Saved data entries
********

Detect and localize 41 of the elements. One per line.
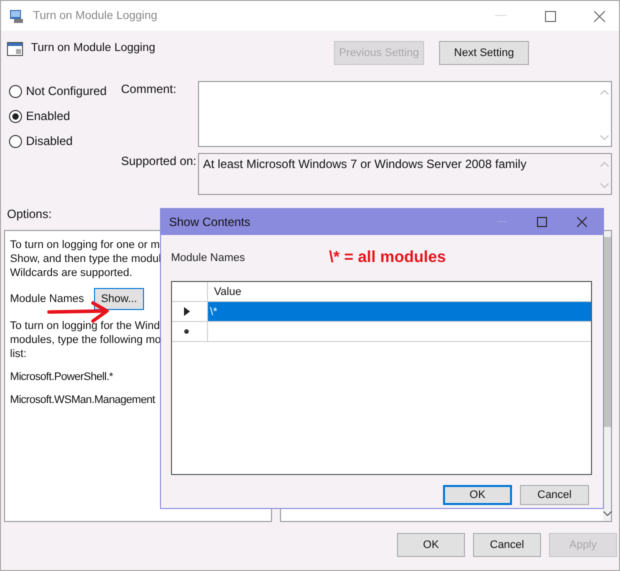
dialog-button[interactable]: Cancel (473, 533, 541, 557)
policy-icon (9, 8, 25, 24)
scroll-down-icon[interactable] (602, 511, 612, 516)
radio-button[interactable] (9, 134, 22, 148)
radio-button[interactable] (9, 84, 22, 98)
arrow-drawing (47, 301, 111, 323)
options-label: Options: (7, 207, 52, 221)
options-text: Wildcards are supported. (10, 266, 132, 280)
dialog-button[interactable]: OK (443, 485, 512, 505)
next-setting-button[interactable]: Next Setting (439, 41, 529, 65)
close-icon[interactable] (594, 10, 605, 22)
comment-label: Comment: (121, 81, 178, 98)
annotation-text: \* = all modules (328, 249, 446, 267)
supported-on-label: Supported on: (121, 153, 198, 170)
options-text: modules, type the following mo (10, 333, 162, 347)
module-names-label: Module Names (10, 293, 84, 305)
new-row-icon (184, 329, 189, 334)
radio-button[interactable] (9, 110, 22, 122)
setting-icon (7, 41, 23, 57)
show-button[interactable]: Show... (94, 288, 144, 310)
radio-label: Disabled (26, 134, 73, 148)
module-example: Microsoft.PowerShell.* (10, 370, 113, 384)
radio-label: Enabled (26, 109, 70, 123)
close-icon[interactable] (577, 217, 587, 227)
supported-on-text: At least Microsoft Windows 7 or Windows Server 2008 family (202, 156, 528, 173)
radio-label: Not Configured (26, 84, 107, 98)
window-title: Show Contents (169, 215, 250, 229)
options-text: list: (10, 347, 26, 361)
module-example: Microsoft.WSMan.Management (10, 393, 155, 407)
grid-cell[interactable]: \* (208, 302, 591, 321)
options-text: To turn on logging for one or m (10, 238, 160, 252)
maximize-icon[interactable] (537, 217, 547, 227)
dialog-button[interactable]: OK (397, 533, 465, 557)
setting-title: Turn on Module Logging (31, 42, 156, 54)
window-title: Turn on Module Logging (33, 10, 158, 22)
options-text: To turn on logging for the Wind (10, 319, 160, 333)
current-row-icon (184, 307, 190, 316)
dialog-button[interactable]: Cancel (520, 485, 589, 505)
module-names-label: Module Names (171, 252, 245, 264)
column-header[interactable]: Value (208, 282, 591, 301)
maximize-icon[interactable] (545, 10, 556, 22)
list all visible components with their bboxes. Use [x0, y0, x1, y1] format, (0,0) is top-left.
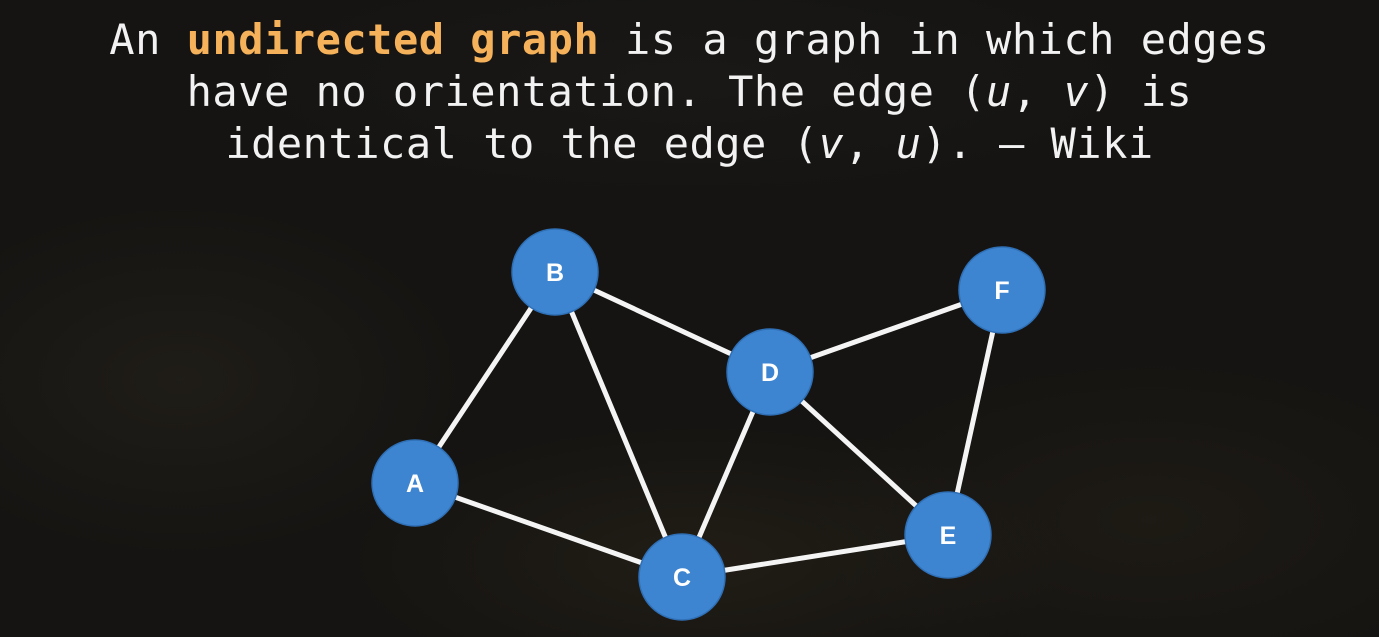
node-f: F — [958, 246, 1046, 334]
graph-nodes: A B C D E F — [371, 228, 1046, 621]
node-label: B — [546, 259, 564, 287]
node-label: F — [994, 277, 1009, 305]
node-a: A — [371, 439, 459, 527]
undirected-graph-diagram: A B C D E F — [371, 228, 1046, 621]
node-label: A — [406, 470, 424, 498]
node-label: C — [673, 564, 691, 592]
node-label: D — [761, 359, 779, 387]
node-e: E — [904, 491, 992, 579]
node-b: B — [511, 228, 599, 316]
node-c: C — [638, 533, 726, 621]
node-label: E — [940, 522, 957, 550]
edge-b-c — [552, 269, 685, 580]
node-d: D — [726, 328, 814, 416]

********

=== The exercise ===
Copy out every one of the lines above word for word, leaving out the pictures.

=== Answer to this task ===
Detect and localize 41 of the elements. One per line.
dialog-button[interactable]: Cancel (473, 533, 541, 557)
policy-icon (9, 8, 25, 24)
scroll-down-icon[interactable] (602, 511, 612, 516)
radio-button[interactable] (9, 134, 22, 148)
radio-button[interactable] (9, 84, 22, 98)
arrow-drawing (47, 301, 111, 323)
options-label: Options: (7, 207, 52, 221)
options-text: Wildcards are supported. (10, 266, 132, 280)
dialog-button[interactable]: OK (443, 485, 512, 505)
next-setting-button[interactable]: Next Setting (439, 41, 529, 65)
close-icon[interactable] (594, 10, 605, 22)
comment-label: Comment: (121, 81, 178, 98)
annotation-text: \* = all modules (328, 249, 446, 267)
supported-on-label: Supported on: (121, 153, 198, 170)
options-text: modules, type the following mo (10, 333, 162, 347)
module-names-label: Module Names (10, 293, 84, 305)
new-row-icon (184, 329, 189, 334)
radio-button[interactable] (9, 110, 22, 122)
setting-icon (7, 41, 23, 57)
show-button[interactable]: Show... (94, 288, 144, 310)
radio-label: Disabled (26, 134, 73, 148)
module-example: Microsoft.PowerShell.* (10, 370, 113, 384)
radio-label: Enabled (26, 109, 70, 123)
close-icon[interactable] (577, 217, 587, 227)
supported-on-text: At least Microsoft Windows 7 or Windows Server 2008 family (202, 156, 528, 173)
radio-label: Not Configured (26, 84, 107, 98)
window-title: Show Contents (169, 215, 250, 229)
options-text: list: (10, 347, 26, 361)
module-example: Microsoft.WSMan.Management (10, 393, 155, 407)
grid-cell[interactable]: \* (208, 302, 591, 321)
options-text: To turn on logging for one or m (10, 238, 160, 252)
maximize-icon[interactable] (537, 217, 547, 227)
dialog-button[interactable]: OK (397, 533, 465, 557)
setting-title: Turn on Module Logging (31, 42, 156, 54)
window-title: Turn on Module Logging (33, 10, 158, 22)
options-text: To turn on logging for the Wind (10, 319, 160, 333)
current-row-icon (184, 307, 190, 316)
dialog-button[interactable]: Cancel (520, 485, 589, 505)
module-names-label: Module Names (171, 252, 245, 264)
column-header[interactable]: Value (208, 282, 591, 301)
maximize-icon[interactable] (545, 10, 556, 22)
list all visible components with their bboxes. Use [x0, y0, x1, y1] format, (0,0) is top-left.
node-f: F — [958, 246, 1046, 334]
graph-nodes: A B C D E F — [371, 228, 1046, 621]
node-label: B — [546, 259, 564, 287]
node-label: F — [994, 277, 1009, 305]
node-a: A — [371, 439, 459, 527]
undirected-graph-diagram: A B C D E F — [371, 228, 1046, 621]
node-label: A — [406, 470, 424, 498]
node-label: C — [673, 564, 691, 592]
node-label: D — [761, 359, 779, 387]
node-e: E — [904, 491, 992, 579]
node-b: B — [511, 228, 599, 316]
node-c: C — [638, 533, 726, 621]
node-label: E — [940, 522, 957, 550]
edge-b-c — [552, 269, 685, 580]
node-d: D — [726, 328, 814, 416]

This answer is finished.